[WRITTEN EXERCISE]: From the entries below, work out the number of lines that hold the word "message", and give that number alone.

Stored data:
>>>>

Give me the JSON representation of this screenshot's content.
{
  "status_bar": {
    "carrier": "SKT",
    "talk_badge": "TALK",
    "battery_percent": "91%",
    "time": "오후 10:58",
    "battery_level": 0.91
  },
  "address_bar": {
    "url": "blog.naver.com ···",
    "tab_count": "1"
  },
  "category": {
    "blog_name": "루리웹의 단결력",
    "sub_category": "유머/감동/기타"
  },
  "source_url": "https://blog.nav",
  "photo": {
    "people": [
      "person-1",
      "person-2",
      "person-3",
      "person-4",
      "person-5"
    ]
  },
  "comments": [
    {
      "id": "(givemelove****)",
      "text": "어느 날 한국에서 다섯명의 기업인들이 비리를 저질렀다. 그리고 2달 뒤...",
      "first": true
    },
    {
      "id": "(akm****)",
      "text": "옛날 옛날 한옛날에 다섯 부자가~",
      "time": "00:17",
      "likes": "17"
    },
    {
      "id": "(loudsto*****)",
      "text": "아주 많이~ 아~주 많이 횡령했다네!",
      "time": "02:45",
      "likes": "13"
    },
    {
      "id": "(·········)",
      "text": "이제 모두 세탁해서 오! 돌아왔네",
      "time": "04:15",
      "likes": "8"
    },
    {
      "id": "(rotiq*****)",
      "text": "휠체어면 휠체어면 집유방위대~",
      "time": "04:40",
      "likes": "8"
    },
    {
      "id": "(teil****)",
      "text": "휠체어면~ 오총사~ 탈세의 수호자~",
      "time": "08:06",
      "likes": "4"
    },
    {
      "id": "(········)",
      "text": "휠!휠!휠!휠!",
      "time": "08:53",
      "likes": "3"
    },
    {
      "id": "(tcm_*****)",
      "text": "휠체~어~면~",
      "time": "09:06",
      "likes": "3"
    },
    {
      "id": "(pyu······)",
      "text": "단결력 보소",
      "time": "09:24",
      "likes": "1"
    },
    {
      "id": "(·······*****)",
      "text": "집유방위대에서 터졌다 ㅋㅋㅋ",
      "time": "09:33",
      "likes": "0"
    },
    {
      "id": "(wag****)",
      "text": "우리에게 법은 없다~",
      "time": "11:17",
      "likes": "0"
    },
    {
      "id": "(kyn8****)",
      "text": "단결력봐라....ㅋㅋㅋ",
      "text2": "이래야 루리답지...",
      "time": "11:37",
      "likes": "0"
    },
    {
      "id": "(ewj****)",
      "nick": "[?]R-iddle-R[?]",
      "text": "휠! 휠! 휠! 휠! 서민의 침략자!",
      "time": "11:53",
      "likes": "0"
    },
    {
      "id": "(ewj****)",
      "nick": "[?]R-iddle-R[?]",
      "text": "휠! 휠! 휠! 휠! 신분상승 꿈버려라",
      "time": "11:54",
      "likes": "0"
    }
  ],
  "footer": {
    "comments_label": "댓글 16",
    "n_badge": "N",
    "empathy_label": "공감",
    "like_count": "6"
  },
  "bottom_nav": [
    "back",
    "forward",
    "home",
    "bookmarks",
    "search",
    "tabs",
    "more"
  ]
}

<<<<
>>>>

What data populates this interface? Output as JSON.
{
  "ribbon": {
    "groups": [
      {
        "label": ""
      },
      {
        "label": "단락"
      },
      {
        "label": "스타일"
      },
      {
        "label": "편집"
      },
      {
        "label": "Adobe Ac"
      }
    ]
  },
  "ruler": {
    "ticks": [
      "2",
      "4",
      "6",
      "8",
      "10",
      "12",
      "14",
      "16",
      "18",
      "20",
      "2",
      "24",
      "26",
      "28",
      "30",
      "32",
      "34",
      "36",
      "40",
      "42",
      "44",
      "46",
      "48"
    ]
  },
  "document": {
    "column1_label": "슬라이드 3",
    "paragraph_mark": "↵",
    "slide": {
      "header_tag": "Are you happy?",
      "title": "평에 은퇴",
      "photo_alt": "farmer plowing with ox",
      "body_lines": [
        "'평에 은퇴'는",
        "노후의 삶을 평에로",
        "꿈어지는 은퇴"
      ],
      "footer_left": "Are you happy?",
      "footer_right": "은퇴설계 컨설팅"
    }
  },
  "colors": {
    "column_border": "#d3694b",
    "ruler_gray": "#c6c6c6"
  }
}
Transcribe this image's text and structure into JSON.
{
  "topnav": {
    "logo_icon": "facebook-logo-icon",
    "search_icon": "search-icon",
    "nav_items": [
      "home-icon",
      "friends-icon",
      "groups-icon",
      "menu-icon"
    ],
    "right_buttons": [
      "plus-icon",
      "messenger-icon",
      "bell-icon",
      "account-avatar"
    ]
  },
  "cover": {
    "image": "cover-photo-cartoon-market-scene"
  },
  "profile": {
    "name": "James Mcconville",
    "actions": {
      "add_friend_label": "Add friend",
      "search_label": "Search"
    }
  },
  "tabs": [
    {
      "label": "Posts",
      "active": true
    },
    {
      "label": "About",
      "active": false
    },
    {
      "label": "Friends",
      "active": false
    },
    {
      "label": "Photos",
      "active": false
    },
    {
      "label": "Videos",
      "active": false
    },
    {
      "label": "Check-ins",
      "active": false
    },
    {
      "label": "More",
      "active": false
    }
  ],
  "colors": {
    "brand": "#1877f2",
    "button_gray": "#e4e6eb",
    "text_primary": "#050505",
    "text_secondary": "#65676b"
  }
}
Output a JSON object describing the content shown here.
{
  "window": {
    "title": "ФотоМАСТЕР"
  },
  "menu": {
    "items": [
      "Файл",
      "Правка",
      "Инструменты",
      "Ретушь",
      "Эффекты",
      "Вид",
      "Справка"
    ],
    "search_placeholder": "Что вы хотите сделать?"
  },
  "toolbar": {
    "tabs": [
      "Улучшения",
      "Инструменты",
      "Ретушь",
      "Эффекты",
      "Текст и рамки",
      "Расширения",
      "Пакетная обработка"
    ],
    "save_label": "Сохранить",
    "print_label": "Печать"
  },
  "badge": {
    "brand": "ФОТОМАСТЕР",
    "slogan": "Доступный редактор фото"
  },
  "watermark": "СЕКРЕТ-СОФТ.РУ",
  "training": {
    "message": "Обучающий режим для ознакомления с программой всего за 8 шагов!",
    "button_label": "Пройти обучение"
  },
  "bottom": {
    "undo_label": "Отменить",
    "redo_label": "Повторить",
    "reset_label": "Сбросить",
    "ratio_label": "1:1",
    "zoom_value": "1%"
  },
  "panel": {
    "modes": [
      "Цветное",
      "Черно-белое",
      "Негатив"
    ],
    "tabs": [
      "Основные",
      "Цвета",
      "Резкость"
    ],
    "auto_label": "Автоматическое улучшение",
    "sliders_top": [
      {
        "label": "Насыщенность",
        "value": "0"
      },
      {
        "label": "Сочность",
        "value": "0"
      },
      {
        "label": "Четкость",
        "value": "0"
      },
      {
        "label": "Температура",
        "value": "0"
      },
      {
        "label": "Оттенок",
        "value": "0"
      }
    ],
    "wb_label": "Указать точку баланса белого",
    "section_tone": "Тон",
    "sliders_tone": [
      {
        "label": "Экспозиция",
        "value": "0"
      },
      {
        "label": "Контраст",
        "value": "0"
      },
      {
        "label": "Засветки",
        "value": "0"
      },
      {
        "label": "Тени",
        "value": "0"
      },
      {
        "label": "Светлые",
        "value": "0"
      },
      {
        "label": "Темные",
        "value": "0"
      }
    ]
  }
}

<<<<
>>>>

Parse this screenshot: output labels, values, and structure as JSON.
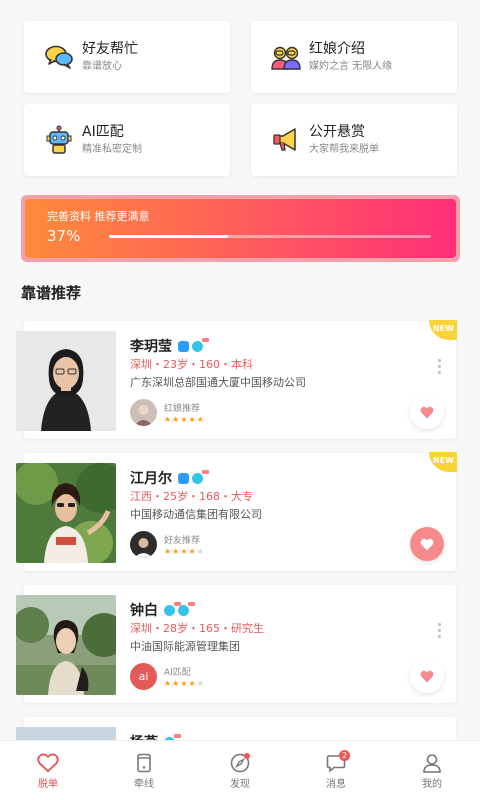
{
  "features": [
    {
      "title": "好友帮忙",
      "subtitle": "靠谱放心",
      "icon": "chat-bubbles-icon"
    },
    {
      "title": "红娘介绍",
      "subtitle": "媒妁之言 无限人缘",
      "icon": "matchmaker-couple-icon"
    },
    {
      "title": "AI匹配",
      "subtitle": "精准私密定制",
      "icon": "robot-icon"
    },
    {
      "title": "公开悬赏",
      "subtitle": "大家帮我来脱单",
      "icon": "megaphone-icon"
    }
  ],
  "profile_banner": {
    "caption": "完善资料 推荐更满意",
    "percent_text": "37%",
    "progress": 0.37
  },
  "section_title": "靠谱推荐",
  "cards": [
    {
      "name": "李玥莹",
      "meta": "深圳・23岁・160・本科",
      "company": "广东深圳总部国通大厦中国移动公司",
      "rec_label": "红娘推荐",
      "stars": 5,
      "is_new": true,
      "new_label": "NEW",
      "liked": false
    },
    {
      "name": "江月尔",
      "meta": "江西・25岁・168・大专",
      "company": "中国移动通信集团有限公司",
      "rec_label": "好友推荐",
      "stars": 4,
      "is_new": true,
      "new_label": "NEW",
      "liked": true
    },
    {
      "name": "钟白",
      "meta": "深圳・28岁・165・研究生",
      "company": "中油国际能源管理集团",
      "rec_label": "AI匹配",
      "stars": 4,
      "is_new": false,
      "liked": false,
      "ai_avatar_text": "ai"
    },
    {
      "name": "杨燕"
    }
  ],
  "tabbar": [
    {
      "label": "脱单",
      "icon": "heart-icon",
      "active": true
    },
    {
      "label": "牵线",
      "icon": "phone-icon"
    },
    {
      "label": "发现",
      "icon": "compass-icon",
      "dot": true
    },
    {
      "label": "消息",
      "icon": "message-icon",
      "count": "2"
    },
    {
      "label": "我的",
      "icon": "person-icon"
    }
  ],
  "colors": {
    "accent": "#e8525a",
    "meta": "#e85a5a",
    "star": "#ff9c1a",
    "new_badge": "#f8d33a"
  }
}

<<<<

[SOLUTION TO THIS TASK]: 2